What is the number of lines containing the word "Super"? Please answer with that number and nothing more.
** Start of RECORDS SHOWN **
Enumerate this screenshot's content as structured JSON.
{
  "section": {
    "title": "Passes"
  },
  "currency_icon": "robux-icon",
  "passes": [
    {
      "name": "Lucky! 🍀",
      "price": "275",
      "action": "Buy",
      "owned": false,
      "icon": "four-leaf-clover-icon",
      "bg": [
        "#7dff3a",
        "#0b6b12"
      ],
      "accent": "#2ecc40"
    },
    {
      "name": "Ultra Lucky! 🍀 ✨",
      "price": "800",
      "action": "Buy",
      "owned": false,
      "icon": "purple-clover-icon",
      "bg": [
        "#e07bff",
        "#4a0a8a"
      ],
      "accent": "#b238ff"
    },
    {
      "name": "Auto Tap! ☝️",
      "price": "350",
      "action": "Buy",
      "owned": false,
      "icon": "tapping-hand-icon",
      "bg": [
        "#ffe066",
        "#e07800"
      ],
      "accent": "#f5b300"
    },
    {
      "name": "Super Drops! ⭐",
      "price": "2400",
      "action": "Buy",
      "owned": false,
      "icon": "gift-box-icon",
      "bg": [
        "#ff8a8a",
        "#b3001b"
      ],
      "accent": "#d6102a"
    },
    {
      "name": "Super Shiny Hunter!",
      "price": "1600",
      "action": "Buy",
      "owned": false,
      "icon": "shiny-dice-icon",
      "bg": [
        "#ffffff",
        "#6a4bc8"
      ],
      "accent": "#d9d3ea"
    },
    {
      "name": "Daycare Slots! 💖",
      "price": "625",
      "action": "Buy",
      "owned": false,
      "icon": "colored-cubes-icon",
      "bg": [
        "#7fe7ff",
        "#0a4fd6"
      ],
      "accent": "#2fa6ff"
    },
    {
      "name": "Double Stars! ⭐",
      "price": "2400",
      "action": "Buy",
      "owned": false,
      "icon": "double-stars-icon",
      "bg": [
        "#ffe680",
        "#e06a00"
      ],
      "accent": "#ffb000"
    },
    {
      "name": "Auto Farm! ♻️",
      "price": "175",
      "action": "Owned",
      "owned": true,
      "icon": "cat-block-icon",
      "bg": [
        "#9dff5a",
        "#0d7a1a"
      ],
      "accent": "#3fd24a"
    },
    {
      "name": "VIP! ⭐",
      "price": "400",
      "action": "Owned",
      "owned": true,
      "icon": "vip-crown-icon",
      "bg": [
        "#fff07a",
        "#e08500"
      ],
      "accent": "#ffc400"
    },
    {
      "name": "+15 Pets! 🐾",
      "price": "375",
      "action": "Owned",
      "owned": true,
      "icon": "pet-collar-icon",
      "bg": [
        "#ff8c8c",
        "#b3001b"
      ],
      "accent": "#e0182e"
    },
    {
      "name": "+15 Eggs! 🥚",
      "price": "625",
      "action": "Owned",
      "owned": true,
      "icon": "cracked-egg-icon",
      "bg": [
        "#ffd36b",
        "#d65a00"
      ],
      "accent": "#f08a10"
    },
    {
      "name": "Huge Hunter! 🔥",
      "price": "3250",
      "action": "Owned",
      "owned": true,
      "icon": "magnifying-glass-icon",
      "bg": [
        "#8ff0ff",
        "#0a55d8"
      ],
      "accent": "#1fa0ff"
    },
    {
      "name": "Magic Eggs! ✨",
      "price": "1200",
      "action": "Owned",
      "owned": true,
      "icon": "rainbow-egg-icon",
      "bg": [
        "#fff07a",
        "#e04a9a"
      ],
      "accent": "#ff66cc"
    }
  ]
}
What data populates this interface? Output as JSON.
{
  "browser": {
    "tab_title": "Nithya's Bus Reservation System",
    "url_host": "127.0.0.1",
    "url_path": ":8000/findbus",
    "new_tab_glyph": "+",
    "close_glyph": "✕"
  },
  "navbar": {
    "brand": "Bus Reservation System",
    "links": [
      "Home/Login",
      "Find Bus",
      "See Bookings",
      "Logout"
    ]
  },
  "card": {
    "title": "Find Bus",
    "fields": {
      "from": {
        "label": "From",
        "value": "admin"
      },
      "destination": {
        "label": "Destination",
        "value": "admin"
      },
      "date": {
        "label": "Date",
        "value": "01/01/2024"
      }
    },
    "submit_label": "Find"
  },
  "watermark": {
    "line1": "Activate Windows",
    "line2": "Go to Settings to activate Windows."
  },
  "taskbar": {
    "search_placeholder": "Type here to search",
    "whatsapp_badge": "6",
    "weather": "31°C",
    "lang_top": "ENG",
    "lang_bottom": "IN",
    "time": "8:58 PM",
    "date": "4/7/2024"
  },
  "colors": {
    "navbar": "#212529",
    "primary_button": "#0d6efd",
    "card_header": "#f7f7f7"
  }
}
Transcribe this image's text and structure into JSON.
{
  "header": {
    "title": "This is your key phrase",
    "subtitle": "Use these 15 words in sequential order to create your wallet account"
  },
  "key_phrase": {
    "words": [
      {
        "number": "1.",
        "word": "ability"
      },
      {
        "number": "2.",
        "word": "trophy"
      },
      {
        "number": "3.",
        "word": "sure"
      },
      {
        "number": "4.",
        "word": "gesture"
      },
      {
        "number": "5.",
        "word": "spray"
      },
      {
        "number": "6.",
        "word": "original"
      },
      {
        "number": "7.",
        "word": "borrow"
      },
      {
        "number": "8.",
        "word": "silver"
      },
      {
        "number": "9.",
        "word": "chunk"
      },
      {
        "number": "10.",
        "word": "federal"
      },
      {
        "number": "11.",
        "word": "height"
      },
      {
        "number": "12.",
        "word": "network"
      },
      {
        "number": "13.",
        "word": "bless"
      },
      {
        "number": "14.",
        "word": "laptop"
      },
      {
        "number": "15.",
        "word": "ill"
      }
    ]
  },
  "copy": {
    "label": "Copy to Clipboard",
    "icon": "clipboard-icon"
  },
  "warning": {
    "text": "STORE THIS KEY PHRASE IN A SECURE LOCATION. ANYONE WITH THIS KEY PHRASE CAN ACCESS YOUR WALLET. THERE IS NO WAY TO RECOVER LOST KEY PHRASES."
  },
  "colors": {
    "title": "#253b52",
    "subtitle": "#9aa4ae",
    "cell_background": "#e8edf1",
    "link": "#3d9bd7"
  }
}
** End of RECORDS SHOWN **
**THE COMPLETED TASK**
2